_Goal_
Reproduce all of the material exactly as shown.

_Data for the task_
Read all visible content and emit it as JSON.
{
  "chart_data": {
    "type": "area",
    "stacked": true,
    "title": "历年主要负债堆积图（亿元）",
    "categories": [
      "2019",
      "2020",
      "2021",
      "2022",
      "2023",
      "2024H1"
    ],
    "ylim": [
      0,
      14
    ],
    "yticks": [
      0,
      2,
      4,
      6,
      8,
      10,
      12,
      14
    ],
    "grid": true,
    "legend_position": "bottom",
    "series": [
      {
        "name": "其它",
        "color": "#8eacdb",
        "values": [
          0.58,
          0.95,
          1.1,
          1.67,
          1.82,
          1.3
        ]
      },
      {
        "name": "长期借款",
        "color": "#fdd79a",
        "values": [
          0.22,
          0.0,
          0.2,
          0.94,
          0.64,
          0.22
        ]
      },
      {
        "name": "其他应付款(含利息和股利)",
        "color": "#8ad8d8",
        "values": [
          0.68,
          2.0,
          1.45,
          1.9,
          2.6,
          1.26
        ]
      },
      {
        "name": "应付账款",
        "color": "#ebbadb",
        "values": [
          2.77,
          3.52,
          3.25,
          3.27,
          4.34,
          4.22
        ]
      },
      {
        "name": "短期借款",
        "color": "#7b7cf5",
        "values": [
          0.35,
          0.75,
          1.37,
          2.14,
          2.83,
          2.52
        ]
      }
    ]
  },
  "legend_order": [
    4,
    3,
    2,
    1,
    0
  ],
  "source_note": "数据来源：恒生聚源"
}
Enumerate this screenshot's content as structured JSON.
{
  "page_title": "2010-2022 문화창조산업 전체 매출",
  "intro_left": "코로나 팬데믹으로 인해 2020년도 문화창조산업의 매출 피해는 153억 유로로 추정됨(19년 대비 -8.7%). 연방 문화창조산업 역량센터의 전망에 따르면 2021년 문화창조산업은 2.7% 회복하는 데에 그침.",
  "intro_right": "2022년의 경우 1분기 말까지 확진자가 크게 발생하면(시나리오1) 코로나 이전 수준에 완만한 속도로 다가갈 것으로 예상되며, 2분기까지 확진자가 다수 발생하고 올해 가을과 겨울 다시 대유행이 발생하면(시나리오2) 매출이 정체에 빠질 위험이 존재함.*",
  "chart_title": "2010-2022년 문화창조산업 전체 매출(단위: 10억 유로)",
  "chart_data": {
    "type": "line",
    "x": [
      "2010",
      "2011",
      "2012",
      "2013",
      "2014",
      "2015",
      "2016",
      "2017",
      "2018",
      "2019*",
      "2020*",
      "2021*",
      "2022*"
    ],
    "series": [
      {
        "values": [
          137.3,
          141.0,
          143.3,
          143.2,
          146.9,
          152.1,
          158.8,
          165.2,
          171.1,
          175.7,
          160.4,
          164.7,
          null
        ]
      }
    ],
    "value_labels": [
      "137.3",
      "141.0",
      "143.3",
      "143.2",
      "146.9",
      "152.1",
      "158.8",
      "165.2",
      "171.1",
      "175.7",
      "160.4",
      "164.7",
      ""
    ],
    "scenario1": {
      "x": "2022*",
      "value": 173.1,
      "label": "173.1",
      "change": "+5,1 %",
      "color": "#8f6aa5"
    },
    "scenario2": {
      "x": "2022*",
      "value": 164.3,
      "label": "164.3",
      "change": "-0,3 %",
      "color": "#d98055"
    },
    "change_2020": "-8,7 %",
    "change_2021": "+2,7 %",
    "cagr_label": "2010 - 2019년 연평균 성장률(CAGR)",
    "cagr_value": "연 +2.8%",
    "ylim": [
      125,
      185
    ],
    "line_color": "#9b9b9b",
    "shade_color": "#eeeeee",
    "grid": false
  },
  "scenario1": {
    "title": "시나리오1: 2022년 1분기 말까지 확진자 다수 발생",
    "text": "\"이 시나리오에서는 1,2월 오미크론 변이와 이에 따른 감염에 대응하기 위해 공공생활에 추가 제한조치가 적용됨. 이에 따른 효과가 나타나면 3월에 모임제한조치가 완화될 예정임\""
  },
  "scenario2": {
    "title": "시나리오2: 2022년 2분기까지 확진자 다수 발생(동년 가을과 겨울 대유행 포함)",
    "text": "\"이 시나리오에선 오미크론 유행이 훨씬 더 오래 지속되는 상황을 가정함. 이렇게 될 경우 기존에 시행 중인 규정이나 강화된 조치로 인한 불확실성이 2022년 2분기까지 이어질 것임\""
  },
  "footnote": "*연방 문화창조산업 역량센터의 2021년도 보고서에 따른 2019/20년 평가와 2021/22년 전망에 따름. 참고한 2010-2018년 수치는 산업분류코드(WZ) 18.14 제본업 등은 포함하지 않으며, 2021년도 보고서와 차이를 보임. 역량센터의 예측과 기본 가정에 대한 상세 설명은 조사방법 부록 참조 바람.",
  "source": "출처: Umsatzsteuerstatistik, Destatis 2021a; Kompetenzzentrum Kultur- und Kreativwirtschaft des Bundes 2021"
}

_Response for this exercise_
Read all visible content and emit it as JSON.
{
  "chart_data": {
    "type": "area",
    "stacked": true,
    "title": "历年主要负债堆积图（亿元）",
    "categories": [
      "2019",
      "2020",
      "2021",
      "2022",
      "2023",
      "2024H1"
    ],
    "ylim": [
      0,
      14
    ],
    "yticks": [
      0,
      2,
      4,
      6,
      8,
      10,
      12,
      14
    ],
    "grid": true,
    "legend_position": "bottom",
    "series": [
      {
        "name": "其它",
        "color": "#8eacdb",
        "values": [
          0.58,
          0.95,
          1.1,
          1.67,
          1.82,
          1.3
        ]
      },
      {
        "name": "长期借款",
        "color": "#fdd79a",
        "values": [
          0.22,
          0.0,
          0.2,
          0.94,
          0.64,
          0.22
        ]
      },
      {
        "name": "其他应付款(含利息和股利)",
        "color": "#8ad8d8",
        "values": [
          0.68,
          2.0,
          1.45,
          1.9,
          2.6,
          1.26
        ]
      },
      {
        "name": "应付账款",
        "color": "#ebbadb",
        "values": [
          2.77,
          3.52,
          3.25,
          3.27,
          4.34,
          4.22
        ]
      },
      {
        "name": "短期借款",
        "color": "#7b7cf5",
        "values": [
          0.35,
          0.75,
          1.37,
          2.14,
          2.83,
          2.52
        ]
      }
    ]
  },
  "legend_order": [
    4,
    3,
    2,
    1,
    0
  ],
  "source_note": "数据来源：恒生聚源"
}
Enumerate this screenshot's content as structured JSON.
{
  "page_title": "2010-2022 문화창조산업 전체 매출",
  "intro_left": "코로나 팬데믹으로 인해 2020년도 문화창조산업의 매출 피해는 153억 유로로 추정됨(19년 대비 -8.7%). 연방 문화창조산업 역량센터의 전망에 따르면 2021년 문화창조산업은 2.7% 회복하는 데에 그침.",
  "intro_right": "2022년의 경우 1분기 말까지 확진자가 크게 발생하면(시나리오1) 코로나 이전 수준에 완만한 속도로 다가갈 것으로 예상되며, 2분기까지 확진자가 다수 발생하고 올해 가을과 겨울 다시 대유행이 발생하면(시나리오2) 매출이 정체에 빠질 위험이 존재함.*",
  "chart_title": "2010-2022년 문화창조산업 전체 매출(단위: 10억 유로)",
  "chart_data": {
    "type": "line",
    "x": [
      "2010",
      "2011",
      "2012",
      "2013",
      "2014",
      "2015",
      "2016",
      "2017",
      "2018",
      "2019*",
      "2020*",
      "2021*",
      "2022*"
    ],
    "series": [
      {
        "values": [
          137.3,
          141.0,
          143.3,
          143.2,
          146.9,
          152.1,
          158.8,
          165.2,
          171.1,
          175.7,
          160.4,
          164.7,
          null
        ]
      }
    ],
    "value_labels": [
      "137.3",
      "141.0",
      "143.3",
      "143.2",
      "146.9",
      "152.1",
      "158.8",
      "165.2",
      "171.1",
      "175.7",
      "160.4",
      "164.7",
      ""
    ],
    "scenario1": {
      "x": "2022*",
      "value": 173.1,
      "label": "173.1",
      "change": "+5,1 %",
      "color": "#8f6aa5"
    },
    "scenario2": {
      "x": "2022*",
      "value": 164.3,
      "label": "164.3",
      "change": "-0,3 %",
      "color": "#d98055"
    },
    "change_2020": "-8,7 %",
    "change_2021": "+2,7 %",
    "cagr_label": "2010 - 2019년 연평균 성장률(CAGR)",
    "cagr_value": "연 +2.8%",
    "ylim": [
      125,
      185
    ],
    "line_color": "#9b9b9b",
    "shade_color": "#eeeeee",
    "grid": false
  },
  "scenario1": {
    "title": "시나리오1: 2022년 1분기 말까지 확진자 다수 발생",
    "text": "\"이 시나리오에서는 1,2월 오미크론 변이와 이에 따른 감염에 대응하기 위해 공공생활에 추가 제한조치가 적용됨. 이에 따른 효과가 나타나면 3월에 모임제한조치가 완화될 예정임\""
  },
  "scenario2": {
    "title": "시나리오2: 2022년 2분기까지 확진자 다수 발생(동년 가을과 겨울 대유행 포함)",
    "text": "\"이 시나리오에선 오미크론 유행이 훨씬 더 오래 지속되는 상황을 가정함. 이렇게 될 경우 기존에 시행 중인 규정이나 강화된 조치로 인한 불확실성이 2022년 2분기까지 이어질 것임\""
  },
  "footnote": "*연방 문화창조산업 역량센터의 2021년도 보고서에 따른 2019/20년 평가와 2021/22년 전망에 따름. 참고한 2010-2018년 수치는 산업분류코드(WZ) 18.14 제본업 등은 포함하지 않으며, 2021년도 보고서와 차이를 보임. 역량센터의 예측과 기본 가정에 대한 상세 설명은 조사방법 부록 참조 바람.",
  "source": "출처: Umsatzsteuerstatistik, Destatis 2021a; Kompetenzzentrum Kultur- und Kreativwirtschaft des Bundes 2021"
}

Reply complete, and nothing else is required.